## What is needed
Print out every line, exactly as written.

==== Supplied material ====

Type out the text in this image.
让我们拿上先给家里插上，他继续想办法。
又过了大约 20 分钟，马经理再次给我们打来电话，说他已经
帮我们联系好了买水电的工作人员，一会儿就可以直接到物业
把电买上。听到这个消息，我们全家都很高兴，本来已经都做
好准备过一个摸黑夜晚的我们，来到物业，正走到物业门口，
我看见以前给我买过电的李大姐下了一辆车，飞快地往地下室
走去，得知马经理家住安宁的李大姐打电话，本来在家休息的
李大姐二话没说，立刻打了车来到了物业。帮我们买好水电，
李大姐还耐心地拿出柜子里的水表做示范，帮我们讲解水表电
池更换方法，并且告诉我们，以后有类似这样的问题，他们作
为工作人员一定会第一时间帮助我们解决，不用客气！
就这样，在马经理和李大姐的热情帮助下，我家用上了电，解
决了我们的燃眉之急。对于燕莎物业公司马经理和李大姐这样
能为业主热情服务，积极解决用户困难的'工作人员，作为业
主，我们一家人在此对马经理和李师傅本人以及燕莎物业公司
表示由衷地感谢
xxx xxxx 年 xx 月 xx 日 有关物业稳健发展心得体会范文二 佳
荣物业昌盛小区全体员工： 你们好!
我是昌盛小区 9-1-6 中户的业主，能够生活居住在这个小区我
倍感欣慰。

====

## Output of the exercise
Type out the text in this image.
让我们拿上先给家里插上，他继续想办法。
又过了大约 20 分钟，马经理再次给我们打来电话，说他已经
帮我们联系好了买水电的工作人员，一会儿就可以直接到物业
把电买上。听到这个消息，我们全家都很高兴，本来已经都做
好准备过一个摸黑夜晚的我们，来到物业，正走到物业门口，
我看见以前给我买过电的李大姐下了一辆车，飞快地往地下室
走去，得知马经理家住安宁的李大姐打电话，本来在家休息的
李大姐二话没说，立刻打了车来到了物业。帮我们买好水电，
李大姐还耐心地拿出柜子里的水表做示范，帮我们讲解水表电
池更换方法，并且告诉我们，以后有类似这样的问题，他们作
为工作人员一定会第一时间帮助我们解决，不用客气！
就这样，在马经理和李大姐的热情帮助下，我家用上了电，解
决了我们的燃眉之急。对于燕莎物业公司马经理和李大姐这样
能为业主热情服务，积极解决用户困难的'工作人员，作为业
主，我们一家人在此对马经理和李师傅本人以及燕莎物业公司
表示由衷地感谢
xxx xxxx 年 xx 月 xx 日 有关物业稳健发展心得体会范文二 佳
荣物业昌盛小区全体员工： 你们好!
我是昌盛小区 9-1-6 中户的业主，能够生活居住在这个小区我
倍感欣慰。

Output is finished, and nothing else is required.